Scan the material for the word "reviewed", and copy each line where it shows up.
--- Begin DATA LINES ---
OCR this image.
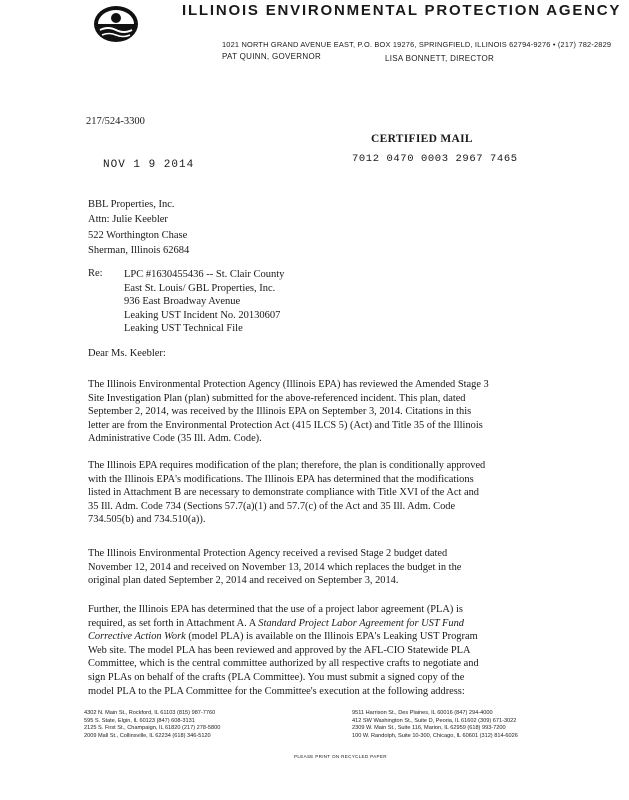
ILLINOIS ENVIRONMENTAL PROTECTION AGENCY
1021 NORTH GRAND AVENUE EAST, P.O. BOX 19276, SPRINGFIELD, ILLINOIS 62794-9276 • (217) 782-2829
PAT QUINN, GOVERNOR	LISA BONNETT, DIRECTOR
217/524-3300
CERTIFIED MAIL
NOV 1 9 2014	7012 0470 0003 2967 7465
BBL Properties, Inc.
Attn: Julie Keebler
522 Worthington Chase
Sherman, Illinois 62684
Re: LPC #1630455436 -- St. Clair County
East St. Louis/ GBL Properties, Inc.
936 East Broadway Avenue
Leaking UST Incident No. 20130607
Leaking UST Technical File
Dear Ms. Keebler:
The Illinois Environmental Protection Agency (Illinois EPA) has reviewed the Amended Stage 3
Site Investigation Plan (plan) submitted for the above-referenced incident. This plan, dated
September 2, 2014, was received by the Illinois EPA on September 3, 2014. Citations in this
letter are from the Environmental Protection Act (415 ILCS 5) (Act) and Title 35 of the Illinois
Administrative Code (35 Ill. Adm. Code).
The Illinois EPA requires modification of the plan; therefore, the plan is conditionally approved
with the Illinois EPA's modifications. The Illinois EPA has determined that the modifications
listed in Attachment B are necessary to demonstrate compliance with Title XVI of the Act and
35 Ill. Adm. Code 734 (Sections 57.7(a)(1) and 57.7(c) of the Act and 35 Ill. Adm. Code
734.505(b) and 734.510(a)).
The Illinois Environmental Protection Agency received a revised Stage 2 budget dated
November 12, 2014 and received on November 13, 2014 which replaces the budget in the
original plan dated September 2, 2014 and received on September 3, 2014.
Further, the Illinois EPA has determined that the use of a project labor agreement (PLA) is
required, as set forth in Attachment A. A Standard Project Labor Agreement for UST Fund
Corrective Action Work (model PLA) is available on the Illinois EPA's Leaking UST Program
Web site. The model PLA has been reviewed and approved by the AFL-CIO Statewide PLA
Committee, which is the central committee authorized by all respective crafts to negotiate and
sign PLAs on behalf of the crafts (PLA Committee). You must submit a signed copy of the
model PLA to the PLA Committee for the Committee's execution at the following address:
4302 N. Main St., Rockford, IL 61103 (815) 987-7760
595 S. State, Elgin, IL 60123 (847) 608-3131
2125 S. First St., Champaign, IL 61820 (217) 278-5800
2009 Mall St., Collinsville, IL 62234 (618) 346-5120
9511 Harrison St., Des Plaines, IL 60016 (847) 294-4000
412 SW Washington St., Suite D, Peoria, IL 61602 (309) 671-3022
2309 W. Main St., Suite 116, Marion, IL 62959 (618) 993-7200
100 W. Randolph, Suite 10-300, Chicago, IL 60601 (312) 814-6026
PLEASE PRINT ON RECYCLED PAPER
--- End DATA LINES ---
**EXERCISE OUTPUT:**
The Illinois Environmental Protection Agency (Illinois EPA) has reviewed the Amended Stage 3
Web site. The model PLA has been reviewed and approved by the AFL-CIO Statewide PLA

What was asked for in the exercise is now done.